Transcribe the entries exactly; images are not part of the copy.

--- BEGIN Excerpted data ---

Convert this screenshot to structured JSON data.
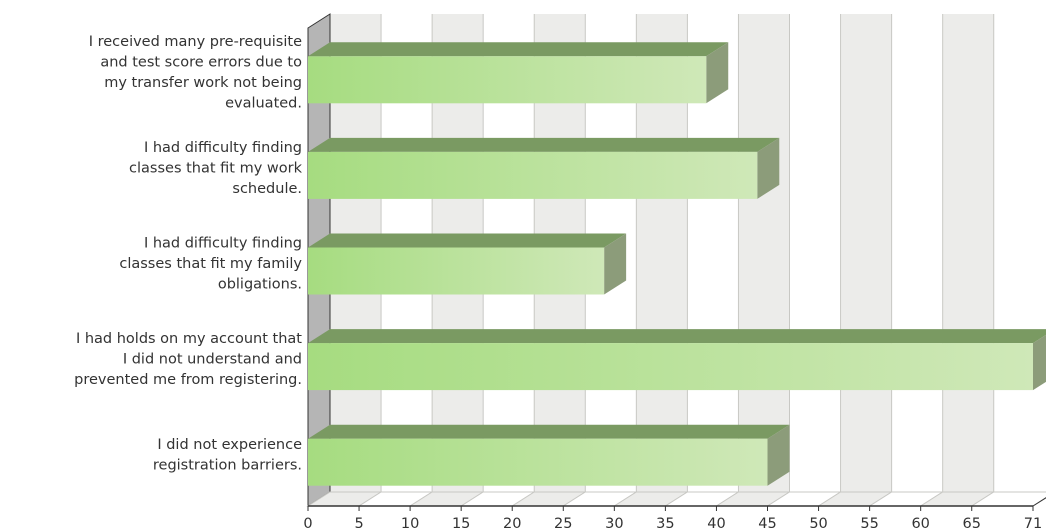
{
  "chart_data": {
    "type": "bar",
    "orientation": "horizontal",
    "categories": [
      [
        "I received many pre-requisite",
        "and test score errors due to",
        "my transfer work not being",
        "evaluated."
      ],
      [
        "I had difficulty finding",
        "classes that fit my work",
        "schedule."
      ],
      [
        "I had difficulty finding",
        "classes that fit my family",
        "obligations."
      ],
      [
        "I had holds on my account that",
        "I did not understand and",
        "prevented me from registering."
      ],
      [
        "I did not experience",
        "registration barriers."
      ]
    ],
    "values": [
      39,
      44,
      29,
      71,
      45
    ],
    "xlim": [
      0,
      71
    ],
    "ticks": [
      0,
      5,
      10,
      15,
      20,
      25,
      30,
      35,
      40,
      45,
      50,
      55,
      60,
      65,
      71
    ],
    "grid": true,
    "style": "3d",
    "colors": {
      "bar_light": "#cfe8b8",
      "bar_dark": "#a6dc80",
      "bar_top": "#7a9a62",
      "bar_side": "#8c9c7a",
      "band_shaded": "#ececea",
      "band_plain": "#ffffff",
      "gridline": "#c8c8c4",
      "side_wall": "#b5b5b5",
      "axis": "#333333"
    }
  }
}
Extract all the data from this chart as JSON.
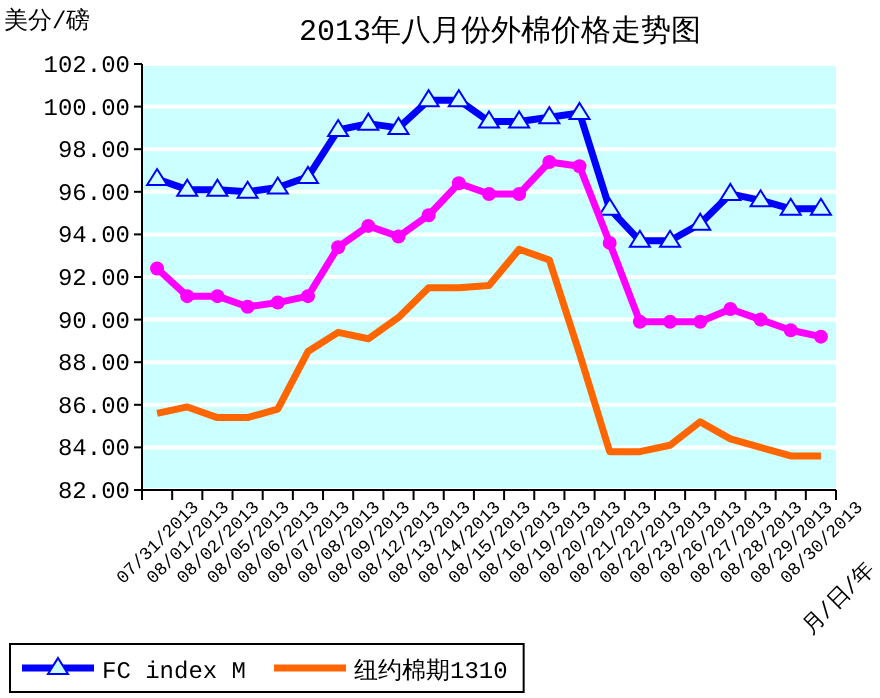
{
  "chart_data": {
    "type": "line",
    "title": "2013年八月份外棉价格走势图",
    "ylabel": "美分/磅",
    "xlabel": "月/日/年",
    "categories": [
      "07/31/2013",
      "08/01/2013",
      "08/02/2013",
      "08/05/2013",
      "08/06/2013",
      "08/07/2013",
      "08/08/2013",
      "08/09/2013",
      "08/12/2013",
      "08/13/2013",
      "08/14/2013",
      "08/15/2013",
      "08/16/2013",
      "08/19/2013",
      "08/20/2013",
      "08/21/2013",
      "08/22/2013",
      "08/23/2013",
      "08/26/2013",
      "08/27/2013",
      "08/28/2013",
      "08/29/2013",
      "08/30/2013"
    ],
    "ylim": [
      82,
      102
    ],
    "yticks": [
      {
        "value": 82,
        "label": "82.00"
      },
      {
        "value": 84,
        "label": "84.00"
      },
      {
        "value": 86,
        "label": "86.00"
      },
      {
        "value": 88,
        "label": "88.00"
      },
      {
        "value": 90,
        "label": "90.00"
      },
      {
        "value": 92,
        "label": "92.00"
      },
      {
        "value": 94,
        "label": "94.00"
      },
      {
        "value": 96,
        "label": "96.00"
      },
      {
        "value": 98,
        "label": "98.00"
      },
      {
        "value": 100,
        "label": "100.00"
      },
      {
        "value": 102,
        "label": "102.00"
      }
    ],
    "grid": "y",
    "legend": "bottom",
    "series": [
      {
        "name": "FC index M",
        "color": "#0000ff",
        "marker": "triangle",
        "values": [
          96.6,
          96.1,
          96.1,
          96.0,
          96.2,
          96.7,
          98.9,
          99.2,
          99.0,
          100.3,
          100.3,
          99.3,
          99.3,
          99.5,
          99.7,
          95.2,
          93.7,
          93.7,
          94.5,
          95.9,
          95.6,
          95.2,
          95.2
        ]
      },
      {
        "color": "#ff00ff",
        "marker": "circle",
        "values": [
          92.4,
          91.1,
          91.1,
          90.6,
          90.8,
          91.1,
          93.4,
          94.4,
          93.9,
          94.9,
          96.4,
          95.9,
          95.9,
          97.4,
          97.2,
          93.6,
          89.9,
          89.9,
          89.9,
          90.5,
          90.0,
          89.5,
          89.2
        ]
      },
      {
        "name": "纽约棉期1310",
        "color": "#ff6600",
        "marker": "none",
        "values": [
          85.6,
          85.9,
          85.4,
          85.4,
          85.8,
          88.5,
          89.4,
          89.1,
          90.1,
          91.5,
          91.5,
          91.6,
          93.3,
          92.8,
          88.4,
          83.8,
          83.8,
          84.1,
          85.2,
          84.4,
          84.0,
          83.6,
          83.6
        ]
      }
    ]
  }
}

--- END Excerpted data ---

Solution
Convert this screenshot to structured JSON data.
{
  "chart_data": {
    "type": "bar",
    "orientation": "horizontal",
    "categories": [
      [
        "I received many pre-requisite",
        "and test score errors due to",
        "my transfer work not being",
        "evaluated."
      ],
      [
        "I had difficulty finding",
        "classes that fit my work",
        "schedule."
      ],
      [
        "I had difficulty finding",
        "classes that fit my family",
        "obligations."
      ],
      [
        "I had holds on my account that",
        "I did not understand and",
        "prevented me from registering."
      ],
      [
        "I did not experience",
        "registration barriers."
      ]
    ],
    "values": [
      39,
      44,
      29,
      71,
      45
    ],
    "xlim": [
      0,
      71
    ],
    "ticks": [
      0,
      5,
      10,
      15,
      20,
      25,
      30,
      35,
      40,
      45,
      50,
      55,
      60,
      65,
      71
    ],
    "grid": true,
    "style": "3d",
    "colors": {
      "bar_light": "#cfe8b8",
      "bar_dark": "#a6dc80",
      "bar_top": "#7a9a62",
      "bar_side": "#8c9c7a",
      "band_shaded": "#ececea",
      "band_plain": "#ffffff",
      "gridline": "#c8c8c4",
      "side_wall": "#b5b5b5",
      "axis": "#333333"
    }
  }
}
Extract all the data from this chart as JSON.
{
  "chart_data": {
    "type": "line",
    "title": "2013年八月份外棉价格走势图",
    "ylabel": "美分/磅",
    "xlabel": "月/日/年",
    "categories": [
      "07/31/2013",
      "08/01/2013",
      "08/02/2013",
      "08/05/2013",
      "08/06/2013",
      "08/07/2013",
      "08/08/2013",
      "08/09/2013",
      "08/12/2013",
      "08/13/2013",
      "08/14/2013",
      "08/15/2013",
      "08/16/2013",
      "08/19/2013",
      "08/20/2013",
      "08/21/2013",
      "08/22/2013",
      "08/23/2013",
      "08/26/2013",
      "08/27/2013",
      "08/28/2013",
      "08/29/2013",
      "08/30/2013"
    ],
    "ylim": [
      82,
      102
    ],
    "yticks": [
      {
        "value": 82,
        "label": "82.00"
      },
      {
        "value": 84,
        "label": "84.00"
      },
      {
        "value": 86,
        "label": "86.00"
      },
      {
        "value": 88,
        "label": "88.00"
      },
      {
        "value": 90,
        "label": "90.00"
      },
      {
        "value": 92,
        "label": "92.00"
      },
      {
        "value": 94,
        "label": "94.00"
      },
      {
        "value": 96,
        "label": "96.00"
      },
      {
        "value": 98,
        "label": "98.00"
      },
      {
        "value": 100,
        "label": "100.00"
      },
      {
        "value": 102,
        "label": "102.00"
      }
    ],
    "grid": "y",
    "legend": "bottom",
    "series": [
      {
        "name": "FC index M",
        "color": "#0000ff",
        "marker": "triangle",
        "values": [
          96.6,
          96.1,
          96.1,
          96.0,
          96.2,
          96.7,
          98.9,
          99.2,
          99.0,
          100.3,
          100.3,
          99.3,
          99.3,
          99.5,
          99.7,
          95.2,
          93.7,
          93.7,
          94.5,
          95.9,
          95.6,
          95.2,
          95.2
        ]
      },
      {
        "color": "#ff00ff",
        "marker": "circle",
        "values": [
          92.4,
          91.1,
          91.1,
          90.6,
          90.8,
          91.1,
          93.4,
          94.4,
          93.9,
          94.9,
          96.4,
          95.9,
          95.9,
          97.4,
          97.2,
          93.6,
          89.9,
          89.9,
          89.9,
          90.5,
          90.0,
          89.5,
          89.2
        ]
      },
      {
        "name": "纽约棉期1310",
        "color": "#ff6600",
        "marker": "none",
        "values": [
          85.6,
          85.9,
          85.4,
          85.4,
          85.8,
          88.5,
          89.4,
          89.1,
          90.1,
          91.5,
          91.5,
          91.6,
          93.3,
          92.8,
          88.4,
          83.8,
          83.8,
          84.1,
          85.2,
          84.4,
          84.0,
          83.6,
          83.6
        ]
      }
    ]
  }
}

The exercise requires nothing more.